WHAT TO DO | Could you write out every record below exactly, leaving out any pictures?
------------------------------------
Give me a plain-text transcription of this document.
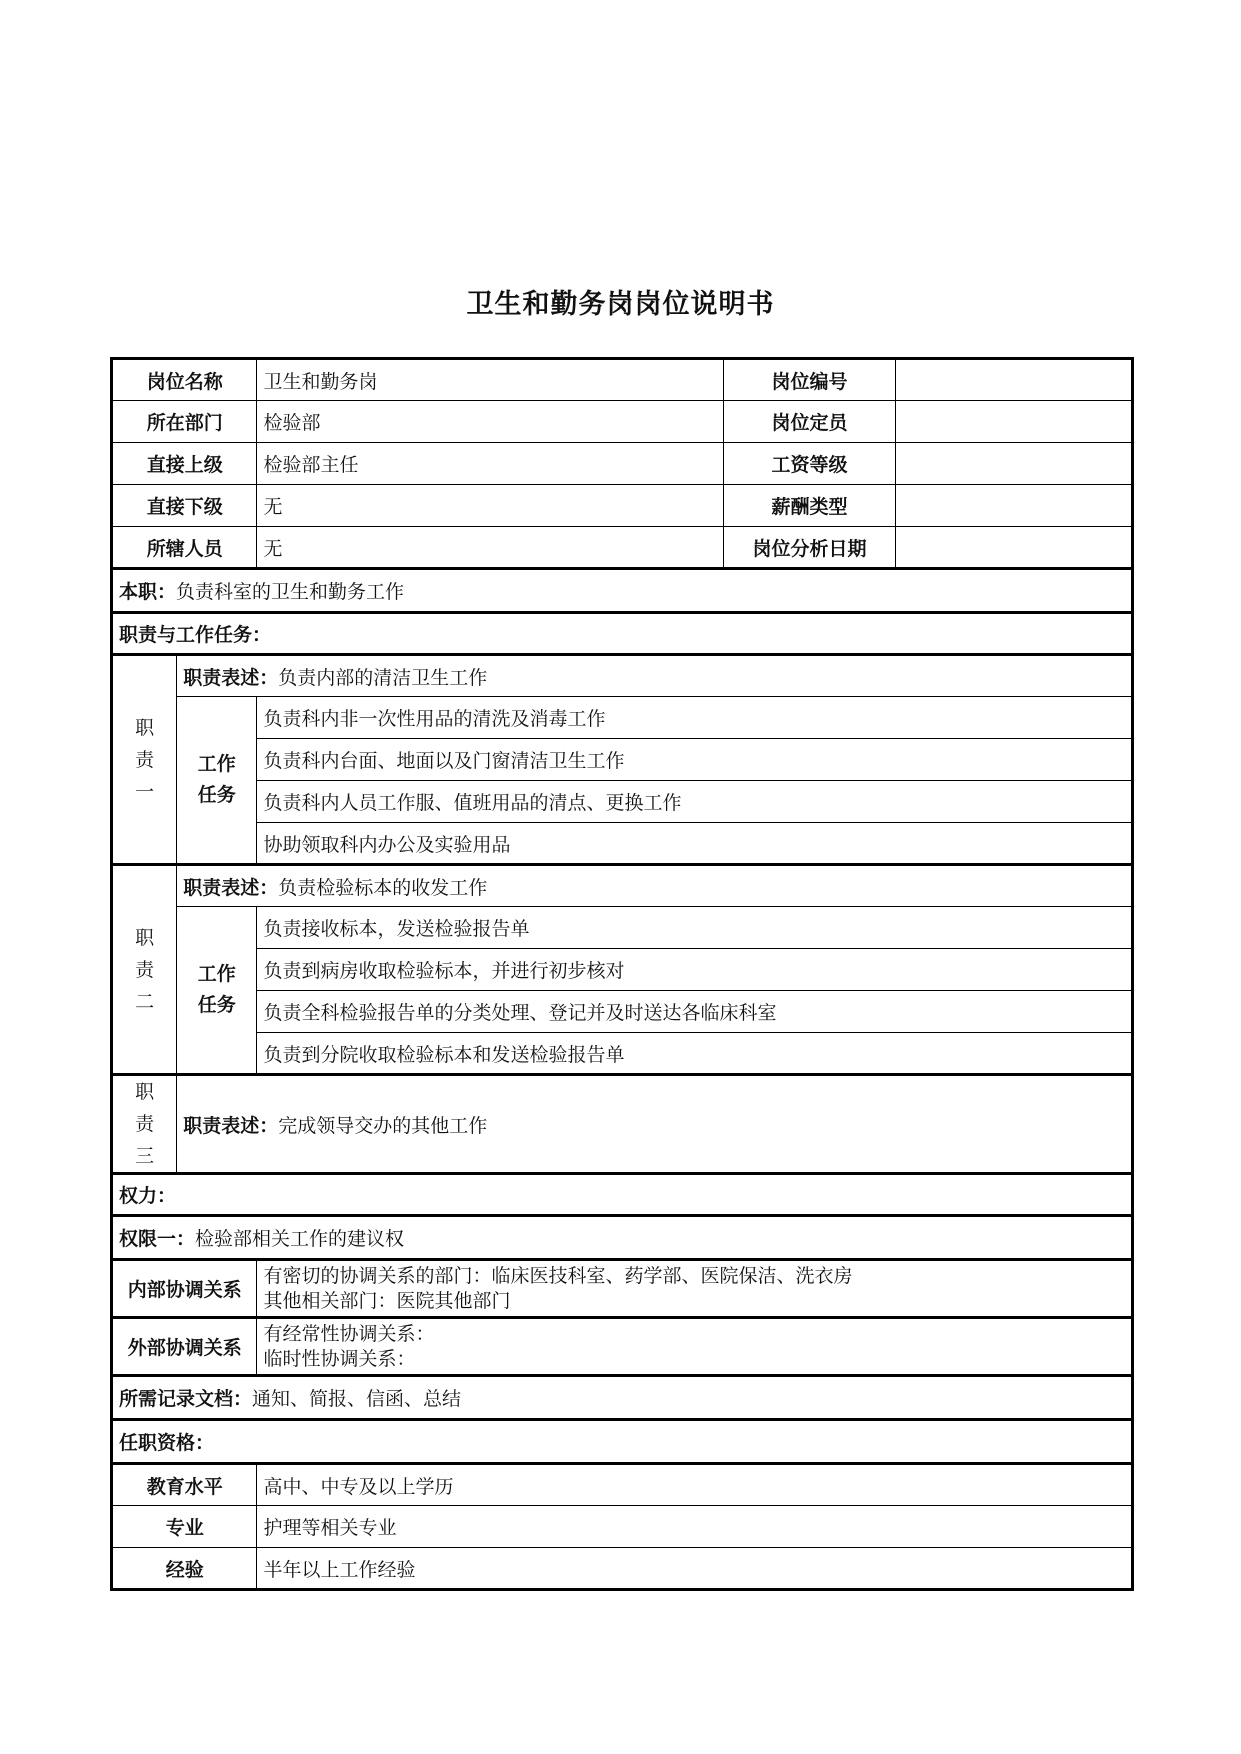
卫生和勤务岗岗位说明书
岗位名称		卫生和勤务岗	岗位编号	
所在部门		检验部	岗位定员	
直接上级		检验部主任	工资等级	
直接下级		无	薪酬类型	
所辖人员		无	岗位分析日期	
本职：负责科室的卫生和勤务工作				
职责与工作任务：				

职
责
一	职责表述：负责内部的清洁卫生工作			

	工作
任务	负责科内非一次性用品的清洗及消毒工作		
		负责科内台面、地面以及门窗清洁卫生工作		
		负责科内人员工作服、值班用品的清点、更换工作		
		协助领取科内办公及实验用品		

职
责
二	职责表述：负责检验标本的收发工作			

	工作
任务	负责接收标本，发送检验报告单		
		负责到病房收取检验标本，并进行初步核对		
		负责全科检验报告单的分类处理、登记并及时送达各临床科室		
		负责到分院收取检验标本和发送检验报告单		

职
责
三	职责表述：完成领导交办的其他工作			
权力：				
权限一：检验部相关工作的建议权				
内部协调关系		有密切的协调关系的部门：临床医技科室、药学部、医院保洁、洗衣房
其他相关部门：医院其他部门		

外部协调关系		有经常性协调关系：
临时性协调关系：		

所需记录文档：通知、简报、信函、总结				
任职资格：				
教育水平		高中、中专及以上学历		
专业		护理等相关专业		
经验		半年以上工作经验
------------------------------------
IN RESPONSE |
Give me a plain-text transcription of this document.
卫生和勤务岗岗位说明书
岗位名称		卫生和勤务岗	岗位编号	
所在部门		检验部	岗位定员	
直接上级		检验部主任	工资等级	
直接下级		无	薪酬类型	
所辖人员		无	岗位分析日期	
本职：负责科室的卫生和勤务工作				
职责与工作任务：				

职
责
一	职责表述：负责内部的清洁卫生工作			

	工作
任务	负责科内非一次性用品的清洗及消毒工作		
		负责科内台面、地面以及门窗清洁卫生工作		
		负责科内人员工作服、值班用品的清点、更换工作		
		协助领取科内办公及实验用品		

职
责
二	职责表述：负责检验标本的收发工作			

	工作
任务	负责接收标本，发送检验报告单		
		负责到病房收取检验标本，并进行初步核对		
		负责全科检验报告单的分类处理、登记并及时送达各临床科室		
		负责到分院收取检验标本和发送检验报告单		

职
责
三	职责表述：完成领导交办的其他工作			
权力：				
权限一：检验部相关工作的建议权				
内部协调关系		有密切的协调关系的部门：临床医技科室、药学部、医院保洁、洗衣房
其他相关部门：医院其他部门		

外部协调关系		有经常性协调关系：
临时性协调关系：		

所需记录文档：通知、简报、信函、总结				
任职资格：				
教育水平		高中、中专及以上学历		
专业		护理等相关专业		
经验		半年以上工作经验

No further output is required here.